— Begin Items —
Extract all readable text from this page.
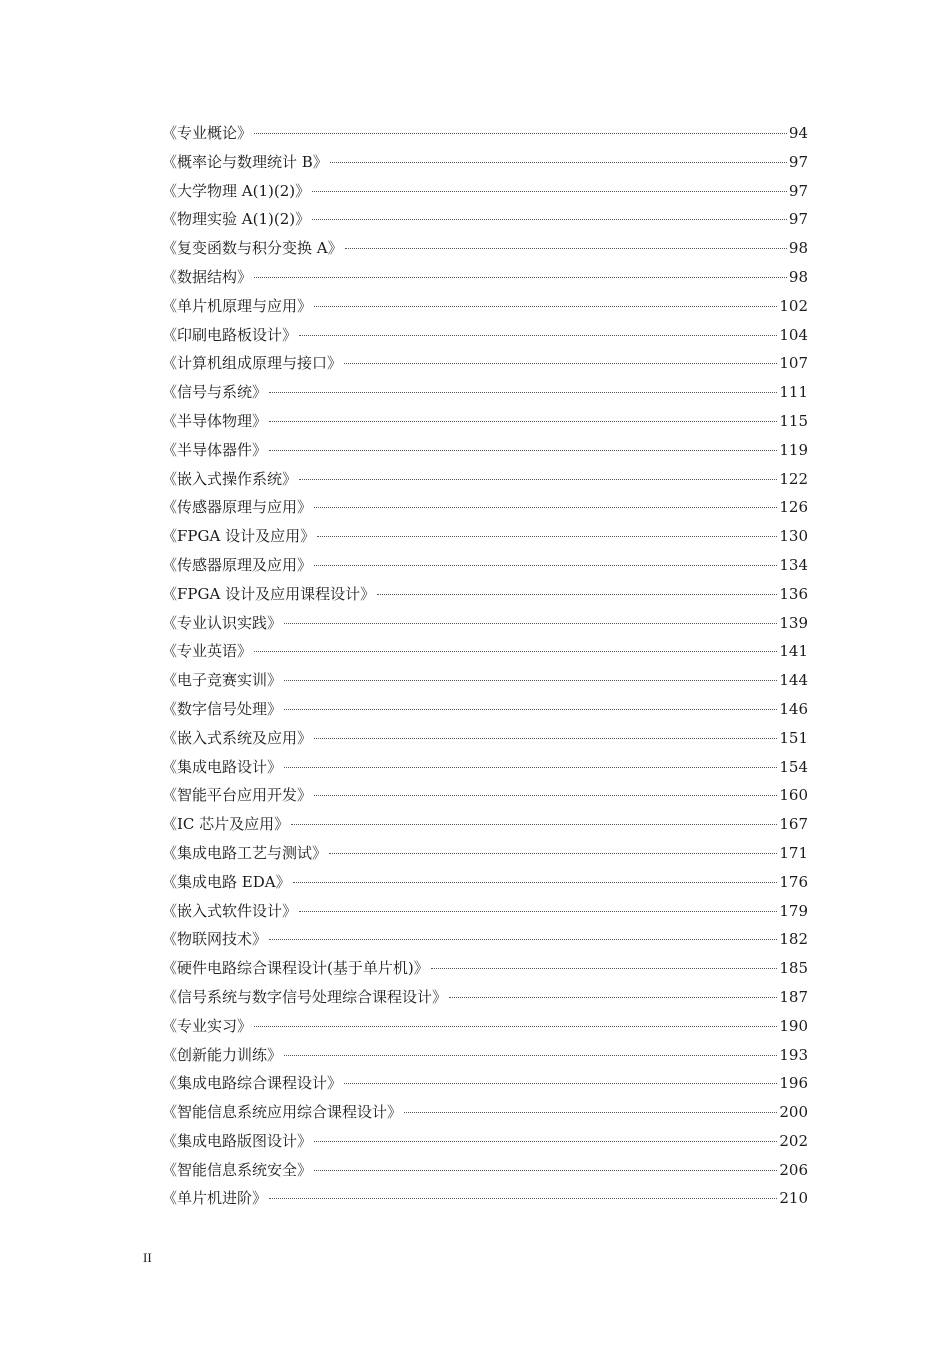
《专业概论》	94
《概率论与数理统计 B》	97
《大学物理 A(1)(2)》	97
《物理实验 A(1)(2)》	97
《复变函数与积分变换 A》	98
《数据结构》	98
《单片机原理与应用》	102
《印刷电路板设计》	104
《计算机组成原理与接口》	107
《信号与系统》	111
《半导体物理》	115
《半导体器件》	119
《嵌入式操作系统》	122
《传感器原理与应用》	126
《FPGA 设计及应用》	130
《传感器原理及应用》	134
《FPGA 设计及应用课程设计》	136
《专业认识实践》	139
《专业英语》	141
《电子竞赛实训》	144
《数字信号处理》	146
《嵌入式系统及应用》	151
《集成电路设计》	154
《智能平台应用开发》	160
《IC 芯片及应用》	167
《集成电路工艺与测试》	171
《集成电路 EDA》	176
《嵌入式软件设计》	179
《物联网技术》	182
《硬件电路综合课程设计(基于单片机)》	185
《信号系统与数字信号处理综合课程设计》	187
《专业实习》	190
《创新能力训练》	193
《集成电路综合课程设计》	196
《智能信息系统应用综合课程设计》	200
《集成电路版图设计》	202
《智能信息系统安全》	206
《单片机进阶》	210
II
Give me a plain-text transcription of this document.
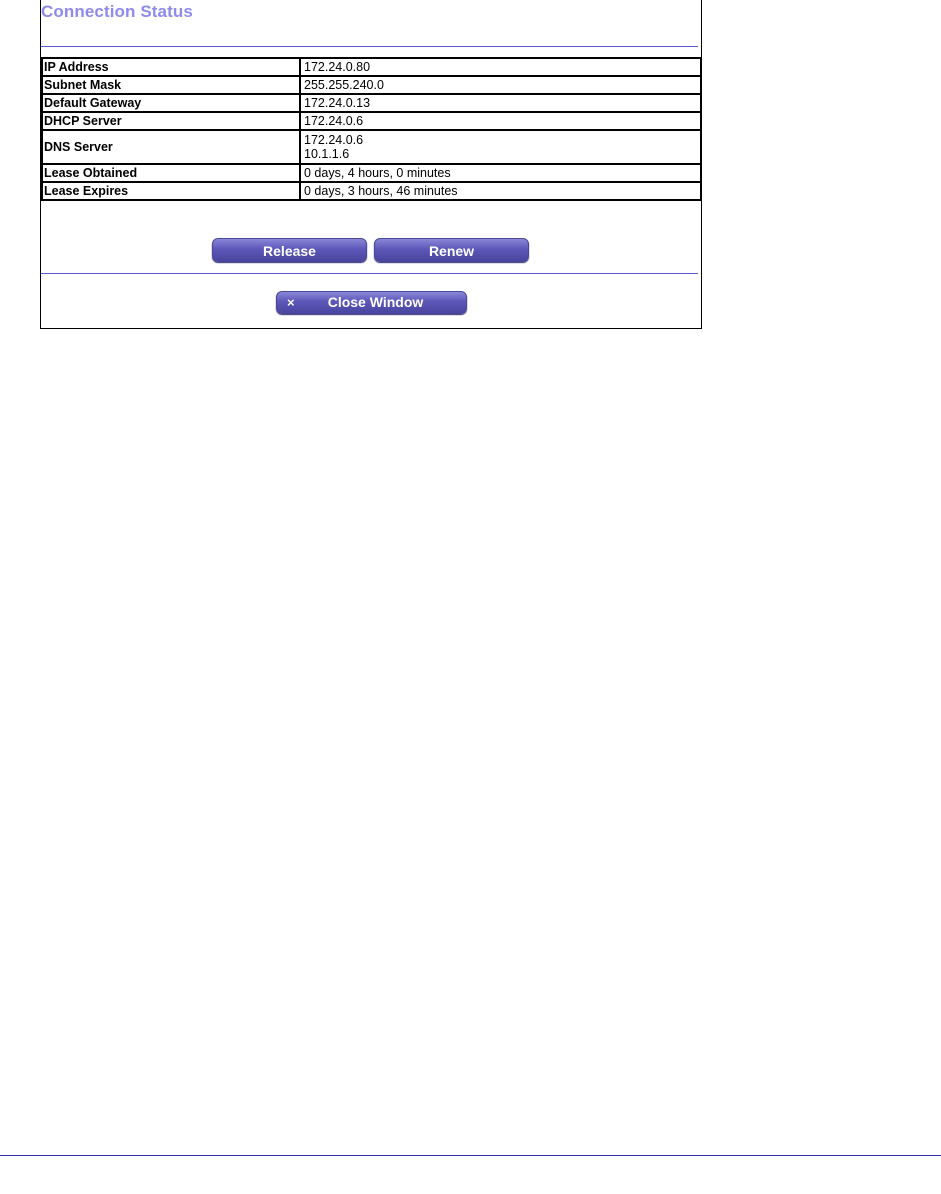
Connection Status
IP Address	172.24.0.80
Subnet Mask	255.255.240.0
Default Gateway	172.24.0.13
DHCP Server	172.24.0.6
DNS Server	172.24.0.6
10.1.1.6

Lease Obtained	0 days, 4 hours, 0 minutes
Lease Expires	0 days, 3 hours, 46 minutes
Release	Renew
× Close Window
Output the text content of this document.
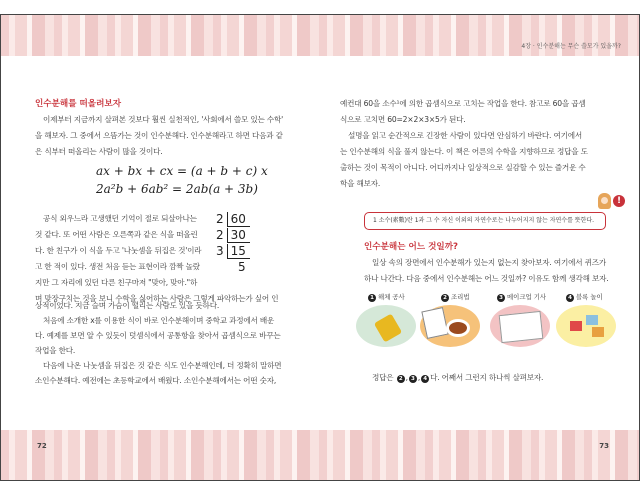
4장 · 인수분해는 무슨 쓸모가 있을까?
72	73
인수분해를 떠올려보자
이제부터 지금까지 살펴본 것보다 훨씬 실천적인, '사회에서 쓸모 있는 수학'
을 해보자. 그 중에서 으뜸가는 것이 인수분해다. 인수분해라고 하면 다음과 같
은 식부터 떠올리는 사람이 많을 것이다.
ax + bx + cx = (a + b + c) x
2a²b + 6ab² = 2ab(a + 3b)
2 60
2 30
3 15
5
공식 외우느라 고생했던 기억이 절로 되살아나는
것 같다. 또 어떤 사람은 오른쪽과 같은 식을 떠올린
다. 한 친구가 이 식을 두고 '나눗셈을 뒤집은 것'이라
고 한 적이 있다. 생전 처음 듣는 표현이라 깜짝 놀랐
지만 그 자리에 있던 다른 친구마저 "맞아, 맞아."하
며 맞장구치는 것을 보니 수학을 싫어하는 사람은 그렇게 파악하는가 싶어 인
상적이었다. 지금 슬며 가슴이 떨리는 사람도 있을 듯하다.
처음에 소개한 x를 이용한 식이 바로 인수분해이며 중학교 과정에서 배운
다. 예제를 보면 알 수 있듯이 덧셈식에서 공통항을 찾아서 곱셈식으로 바꾸는
작업을 한다.
다음에 나온 나눗셈을 뒤집은 것 같은 식도 인수분해인데, 더 정확히 말하면
소인수분해다. 예전에는 초등학교에서 배웠다. 소인수분해에서는 어떤 숫자,
예컨대 60을 소수¹에 의한 곱셈식으로 고치는 작업을 한다. 참고로 60을 곱셈
식으로 고치면 60=2×2×3×5가 된다.
설명을 읽고 순간적으로 긴장한 사람이 있다면 안심하기 바란다. 여기에서
는 인수분해의 식을 풀지 않는다. 이 책은 어른의 수학을 지향하므로 정답을 도
출하는 것이 목적이 아니다. 어디까지나 일상적으로 실감할 수 있는 즐거운 수
학을 해보자.
!
1 소수(素數)란 1과 그 수 자신 이외의 자연수로는 나누어지지 않는 자연수를 뜻한다.
인수분해는 어느 것일까?
일상 속의 장면에서 인수분해가 있는지 없는지 찾아보자. 여기에서 퀴즈가
하나 나간다. 다음 중에서 인수분해는 어느 것일까? 이유도 함께 생각해 보자.
1 해체 공사	2 조리법	3 메이크업 기사	4 블록 놀이
정답은 2 , 3 , 4 다. 어째서 그런지 하나씩 살펴보자.
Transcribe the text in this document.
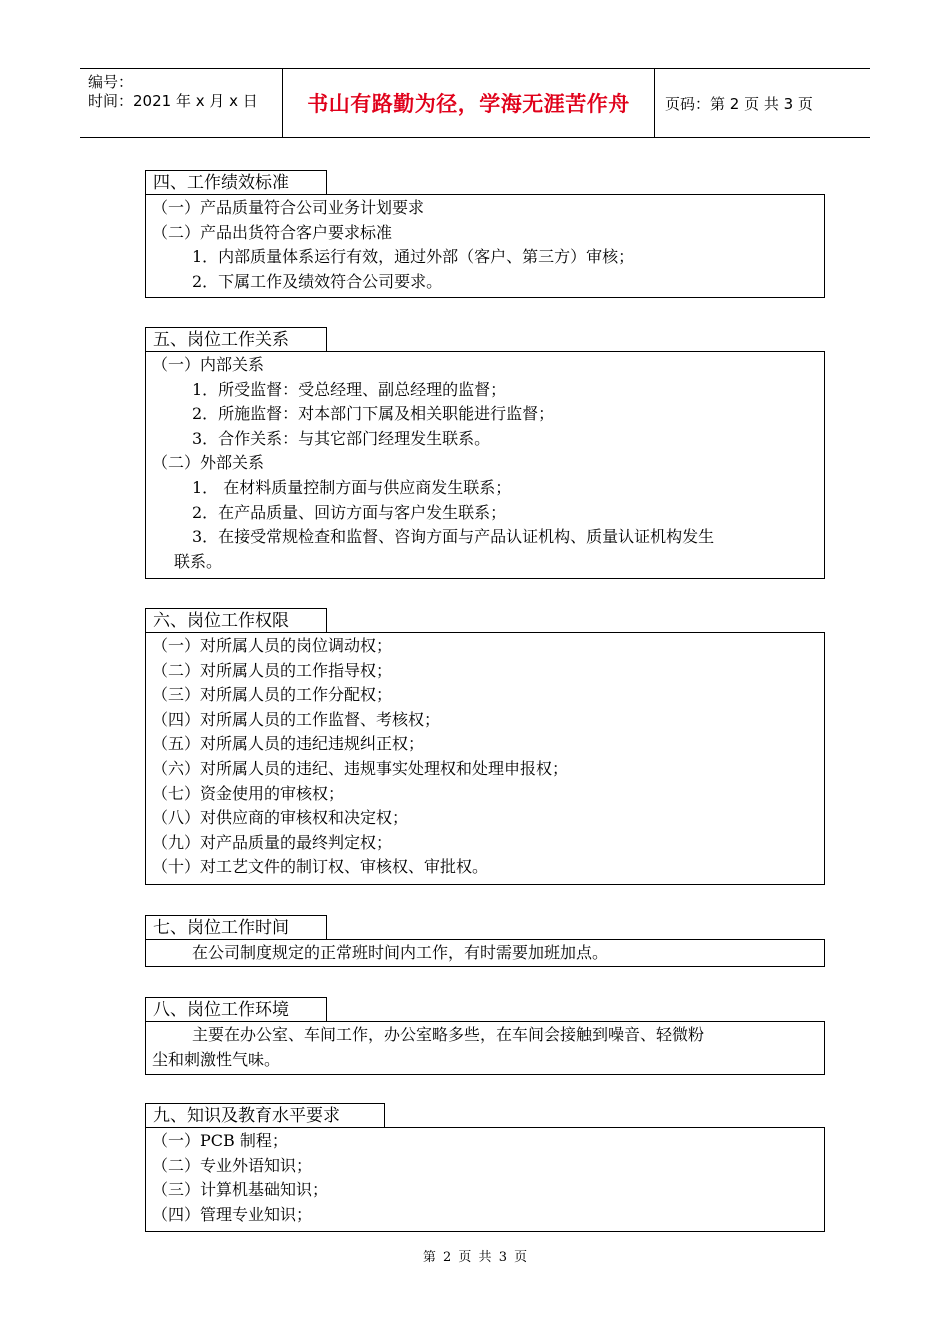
编号：
时间：2021 年 x 月 x 日	书山有路勤为径，学海无涯苦作舟	页码：第 2 页 共 3 页
四、工作绩效标准
（一）产品质量符合公司业务计划要求
（二）产品出货符合客户要求标准
1．内部质量体系运行有效，通过外部（客户、第三方）审核；
2．下属工作及绩效符合公司要求。
五、岗位工作关系
（一）内部关系
1．所受监督：受总经理、副总经理的监督；
2．所施监督：对本部门下属及相关职能进行监督；
3．合作关系：与其它部门经理发生联系。
（二）外部关系
1． 在材料质量控制方面与供应商发生联系；
2．在产品质量、回访方面与客户发生联系；
3．在接受常规检查和监督、咨询方面与产品认证机构、质量认证机构发生
联系。
六、岗位工作权限
（一）对所属人员的岗位调动权；
（二）对所属人员的工作指导权；
（三）对所属人员的工作分配权；
（四）对所属人员的工作监督、考核权；
（五）对所属人员的违纪违规纠正权；
（六）对所属人员的违纪、违规事实处理权和处理申报权；
（七）资金使用的审核权；
（八）对供应商的审核权和决定权；
（九）对产品质量的最终判定权；
（十）对工艺文件的制订权、审核权、审批权。
七、岗位工作时间
在公司制度规定的正常班时间内工作，有时需要加班加点。
八、岗位工作环境
主要在办公室、车间工作，办公室略多些，在车间会接触到噪音、轻微粉
尘和刺激性气味。
九、知识及教育水平要求
（一）PCB 制程；
（二）专业外语知识；
（三）计算机基础知识；
（四）管理专业知识；
第 2 页 共 3 页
— End Items —
In the records above, find each line holding "minutes" and copy it.

Lease Obtained	0 days, 4 hours, 0 minutes
Lease Expires	0 days, 3 hours, 46 minutes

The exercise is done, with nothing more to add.